[Dataset records]
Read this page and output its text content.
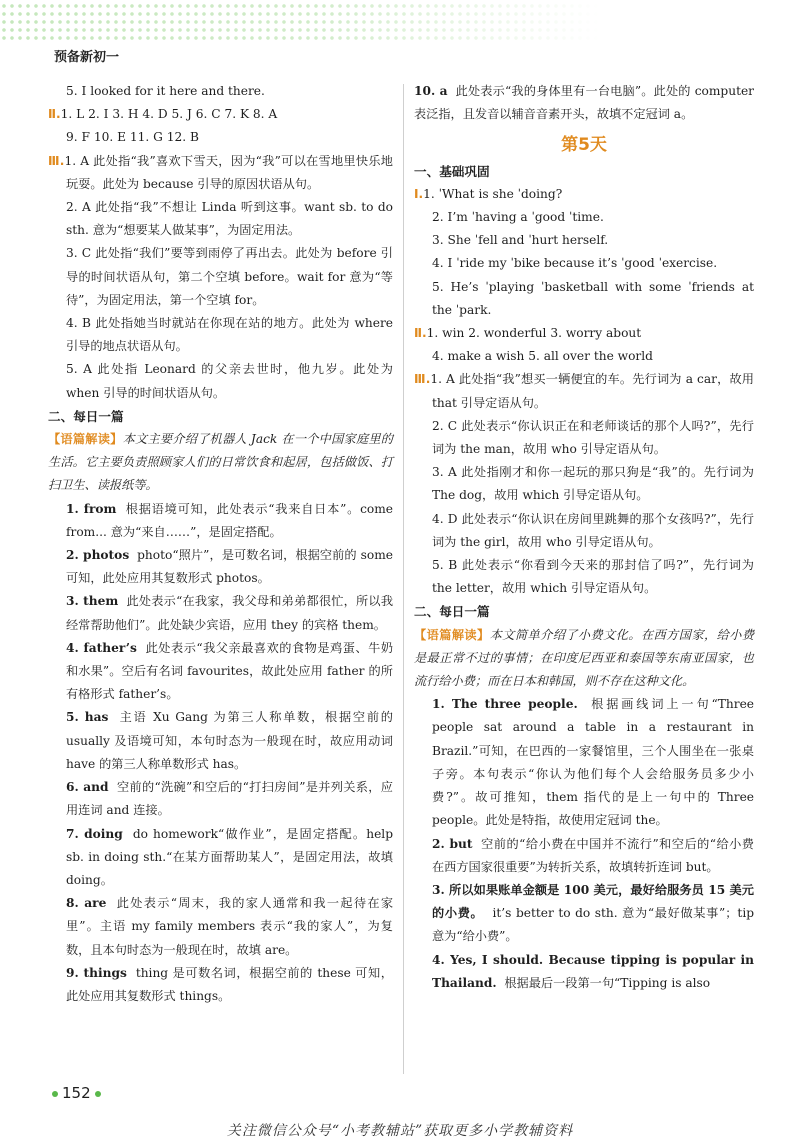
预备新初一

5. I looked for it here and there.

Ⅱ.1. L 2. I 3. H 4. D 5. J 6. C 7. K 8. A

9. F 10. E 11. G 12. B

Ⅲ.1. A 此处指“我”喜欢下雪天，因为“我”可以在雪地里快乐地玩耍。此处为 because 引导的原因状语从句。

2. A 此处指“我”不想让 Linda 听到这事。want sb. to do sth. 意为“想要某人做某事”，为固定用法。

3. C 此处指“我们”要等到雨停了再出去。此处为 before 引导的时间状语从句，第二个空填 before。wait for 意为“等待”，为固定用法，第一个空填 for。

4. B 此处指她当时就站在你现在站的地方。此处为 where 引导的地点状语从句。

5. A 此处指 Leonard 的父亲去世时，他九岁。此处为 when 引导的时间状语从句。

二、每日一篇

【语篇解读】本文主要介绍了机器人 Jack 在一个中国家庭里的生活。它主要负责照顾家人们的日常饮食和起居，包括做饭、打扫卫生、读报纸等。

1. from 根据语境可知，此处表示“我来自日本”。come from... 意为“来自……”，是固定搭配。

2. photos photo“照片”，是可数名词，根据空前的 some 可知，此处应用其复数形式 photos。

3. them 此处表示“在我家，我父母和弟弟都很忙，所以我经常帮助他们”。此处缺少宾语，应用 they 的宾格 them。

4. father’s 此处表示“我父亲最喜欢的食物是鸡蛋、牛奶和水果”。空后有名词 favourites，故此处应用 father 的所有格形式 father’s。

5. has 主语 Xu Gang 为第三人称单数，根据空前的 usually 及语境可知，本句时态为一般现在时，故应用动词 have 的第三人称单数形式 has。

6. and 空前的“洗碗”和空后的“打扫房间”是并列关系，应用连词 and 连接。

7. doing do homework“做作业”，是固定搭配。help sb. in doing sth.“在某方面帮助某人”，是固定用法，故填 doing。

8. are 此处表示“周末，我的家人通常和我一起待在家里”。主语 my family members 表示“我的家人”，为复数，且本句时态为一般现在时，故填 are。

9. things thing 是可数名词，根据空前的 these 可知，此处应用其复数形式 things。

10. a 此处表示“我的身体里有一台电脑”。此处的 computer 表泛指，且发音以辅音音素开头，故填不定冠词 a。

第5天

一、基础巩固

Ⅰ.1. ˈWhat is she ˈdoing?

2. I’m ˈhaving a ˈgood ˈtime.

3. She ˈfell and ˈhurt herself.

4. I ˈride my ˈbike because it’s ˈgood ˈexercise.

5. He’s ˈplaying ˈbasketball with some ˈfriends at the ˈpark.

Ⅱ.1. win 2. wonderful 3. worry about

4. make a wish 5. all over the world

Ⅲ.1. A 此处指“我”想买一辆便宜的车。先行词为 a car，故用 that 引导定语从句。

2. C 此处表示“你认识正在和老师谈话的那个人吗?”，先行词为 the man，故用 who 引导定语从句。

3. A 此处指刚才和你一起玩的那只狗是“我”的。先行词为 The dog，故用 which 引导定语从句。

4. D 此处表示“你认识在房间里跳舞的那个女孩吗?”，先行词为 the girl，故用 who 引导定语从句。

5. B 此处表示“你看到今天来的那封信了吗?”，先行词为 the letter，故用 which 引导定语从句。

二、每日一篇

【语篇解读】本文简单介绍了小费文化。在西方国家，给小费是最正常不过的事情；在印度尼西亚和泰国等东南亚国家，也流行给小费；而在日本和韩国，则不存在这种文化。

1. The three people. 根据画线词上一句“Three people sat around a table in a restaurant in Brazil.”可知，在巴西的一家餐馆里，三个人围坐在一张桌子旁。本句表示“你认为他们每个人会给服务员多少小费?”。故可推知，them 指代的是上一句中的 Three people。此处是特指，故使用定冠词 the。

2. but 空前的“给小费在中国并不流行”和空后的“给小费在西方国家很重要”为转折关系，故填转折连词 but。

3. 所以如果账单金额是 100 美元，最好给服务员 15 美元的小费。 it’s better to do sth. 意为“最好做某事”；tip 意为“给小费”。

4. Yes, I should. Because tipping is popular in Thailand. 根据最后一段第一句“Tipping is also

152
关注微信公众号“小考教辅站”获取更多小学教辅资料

[What is asked]:
Images must not appear in the copy; reproduce everything else in the records verbatim.

[Task solution]:
Read this page and output its text content.
预备新初一

5. I looked for it here and there.

Ⅱ.1. L 2. I 3. H 4. D 5. J 6. C 7. K 8. A

9. F 10. E 11. G 12. B

Ⅲ.1. A 此处指“我”喜欢下雪天，因为“我”可以在雪地里快乐地玩耍。此处为 because 引导的原因状语从句。

2. A 此处指“我”不想让 Linda 听到这事。want sb. to do sth. 意为“想要某人做某事”，为固定用法。

3. C 此处指“我们”要等到雨停了再出去。此处为 before 引导的时间状语从句，第二个空填 before。wait for 意为“等待”，为固定用法，第一个空填 for。

4. B 此处指她当时就站在你现在站的地方。此处为 where 引导的地点状语从句。

5. A 此处指 Leonard 的父亲去世时，他九岁。此处为 when 引导的时间状语从句。

二、每日一篇

【语篇解读】本文主要介绍了机器人 Jack 在一个中国家庭里的生活。它主要负责照顾家人们的日常饮食和起居，包括做饭、打扫卫生、读报纸等。

1. from 根据语境可知，此处表示“我来自日本”。come from... 意为“来自……”，是固定搭配。

2. photos photo“照片”，是可数名词，根据空前的 some 可知，此处应用其复数形式 photos。

3. them 此处表示“在我家，我父母和弟弟都很忙，所以我经常帮助他们”。此处缺少宾语，应用 they 的宾格 them。

4. father’s 此处表示“我父亲最喜欢的食物是鸡蛋、牛奶和水果”。空后有名词 favourites，故此处应用 father 的所有格形式 father’s。

5. has 主语 Xu Gang 为第三人称单数，根据空前的 usually 及语境可知，本句时态为一般现在时，故应用动词 have 的第三人称单数形式 has。

6. and 空前的“洗碗”和空后的“打扫房间”是并列关系，应用连词 and 连接。

7. doing do homework“做作业”，是固定搭配。help sb. in doing sth.“在某方面帮助某人”，是固定用法，故填 doing。

8. are 此处表示“周末，我的家人通常和我一起待在家里”。主语 my family members 表示“我的家人”，为复数，且本句时态为一般现在时，故填 are。

9. things thing 是可数名词，根据空前的 these 可知，此处应用其复数形式 things。

10. a 此处表示“我的身体里有一台电脑”。此处的 computer 表泛指，且发音以辅音音素开头，故填不定冠词 a。

第5天

一、基础巩固

Ⅰ.1. ˈWhat is she ˈdoing?

2. I’m ˈhaving a ˈgood ˈtime.

3. She ˈfell and ˈhurt herself.

4. I ˈride my ˈbike because it’s ˈgood ˈexercise.

5. He’s ˈplaying ˈbasketball with some ˈfriends at the ˈpark.

Ⅱ.1. win 2. wonderful 3. worry about

4. make a wish 5. all over the world

Ⅲ.1. A 此处指“我”想买一辆便宜的车。先行词为 a car，故用 that 引导定语从句。

2. C 此处表示“你认识正在和老师谈话的那个人吗?”，先行词为 the man，故用 who 引导定语从句。

3. A 此处指刚才和你一起玩的那只狗是“我”的。先行词为 The dog，故用 which 引导定语从句。

4. D 此处表示“你认识在房间里跳舞的那个女孩吗?”，先行词为 the girl，故用 who 引导定语从句。

5. B 此处表示“你看到今天来的那封信了吗?”，先行词为 the letter，故用 which 引导定语从句。

二、每日一篇

【语篇解读】本文简单介绍了小费文化。在西方国家，给小费是最正常不过的事情；在印度尼西亚和泰国等东南亚国家，也流行给小费；而在日本和韩国，则不存在这种文化。

1. The three people. 根据画线词上一句“Three people sat around a table in a restaurant in Brazil.”可知，在巴西的一家餐馆里，三个人围坐在一张桌子旁。本句表示“你认为他们每个人会给服务员多少小费?”。故可推知，them 指代的是上一句中的 Three people。此处是特指，故使用定冠词 the。

2. but 空前的“给小费在中国并不流行”和空后的“给小费在西方国家很重要”为转折关系，故填转折连词 but。

3. 所以如果账单金额是 100 美元，最好给服务员 15 美元的小费。 it’s better to do sth. 意为“最好做某事”；tip 意为“给小费”。

4. Yes, I should. Because tipping is popular in Thailand. 根据最后一段第一句“Tipping is also

152
关注微信公众号“小考教辅站”获取更多小学教辅资料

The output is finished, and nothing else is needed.